-- Start of DATA SECTION --

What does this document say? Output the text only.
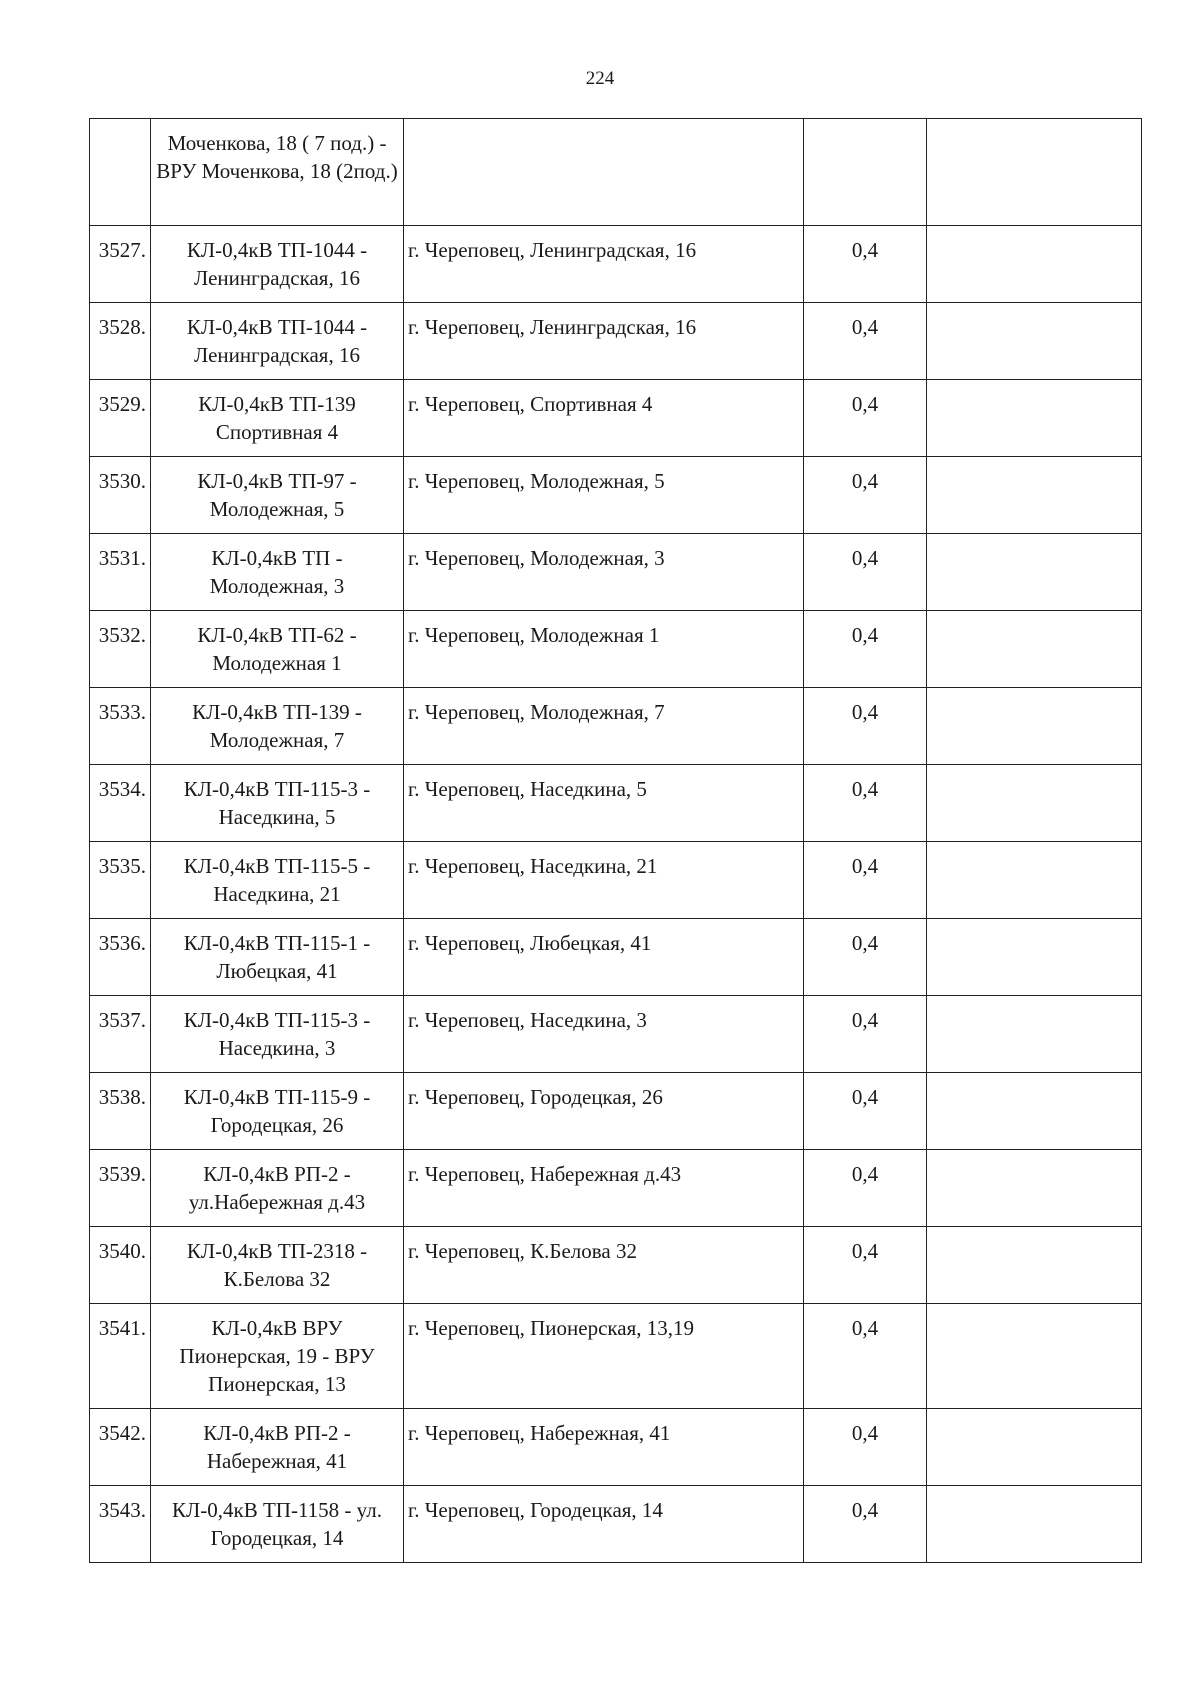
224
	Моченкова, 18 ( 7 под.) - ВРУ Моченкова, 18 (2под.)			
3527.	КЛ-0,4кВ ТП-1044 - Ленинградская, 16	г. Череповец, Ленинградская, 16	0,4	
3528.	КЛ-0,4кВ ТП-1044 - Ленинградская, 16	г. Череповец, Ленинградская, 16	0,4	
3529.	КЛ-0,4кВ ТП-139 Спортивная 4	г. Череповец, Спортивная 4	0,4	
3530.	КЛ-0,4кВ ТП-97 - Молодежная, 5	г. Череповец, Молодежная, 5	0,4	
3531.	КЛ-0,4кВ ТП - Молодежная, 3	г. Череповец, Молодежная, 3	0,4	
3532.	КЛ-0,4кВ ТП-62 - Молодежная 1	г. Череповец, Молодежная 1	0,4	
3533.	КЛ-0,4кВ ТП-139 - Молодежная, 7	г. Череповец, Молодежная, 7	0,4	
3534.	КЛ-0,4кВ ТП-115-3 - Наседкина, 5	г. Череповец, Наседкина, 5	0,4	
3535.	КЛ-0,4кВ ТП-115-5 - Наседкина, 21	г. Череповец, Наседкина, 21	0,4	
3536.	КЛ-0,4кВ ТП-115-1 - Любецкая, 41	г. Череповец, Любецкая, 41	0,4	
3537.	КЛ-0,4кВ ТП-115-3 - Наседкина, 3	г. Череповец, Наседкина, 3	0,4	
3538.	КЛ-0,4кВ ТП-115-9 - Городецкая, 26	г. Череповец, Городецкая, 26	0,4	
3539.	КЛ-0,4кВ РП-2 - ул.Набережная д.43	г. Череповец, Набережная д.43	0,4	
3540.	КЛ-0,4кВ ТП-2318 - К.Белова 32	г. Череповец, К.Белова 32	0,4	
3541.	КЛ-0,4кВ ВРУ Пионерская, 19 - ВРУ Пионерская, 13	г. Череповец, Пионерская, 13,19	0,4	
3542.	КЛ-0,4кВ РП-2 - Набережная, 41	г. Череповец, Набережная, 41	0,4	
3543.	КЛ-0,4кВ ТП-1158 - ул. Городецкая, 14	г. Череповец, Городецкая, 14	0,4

-- End of DATA SECTION --

WHAT NEEDS TO BE DONE → Copy each line holding the word "Наседкина" from the listing above.

RESPONSE FOR THIS EXERCISE →
3534.	КЛ-0,4кВ ТП-115-3 - Наседкина, 5	г. Череповец, Наседкина, 5	0,4	
3535.	КЛ-0,4кВ ТП-115-5 - Наседкина, 21	г. Череповец, Наседкина, 21	0,4	
3537.	КЛ-0,4кВ ТП-115-3 - Наседкина, 3	г. Череповец, Наседкина, 3	0,4	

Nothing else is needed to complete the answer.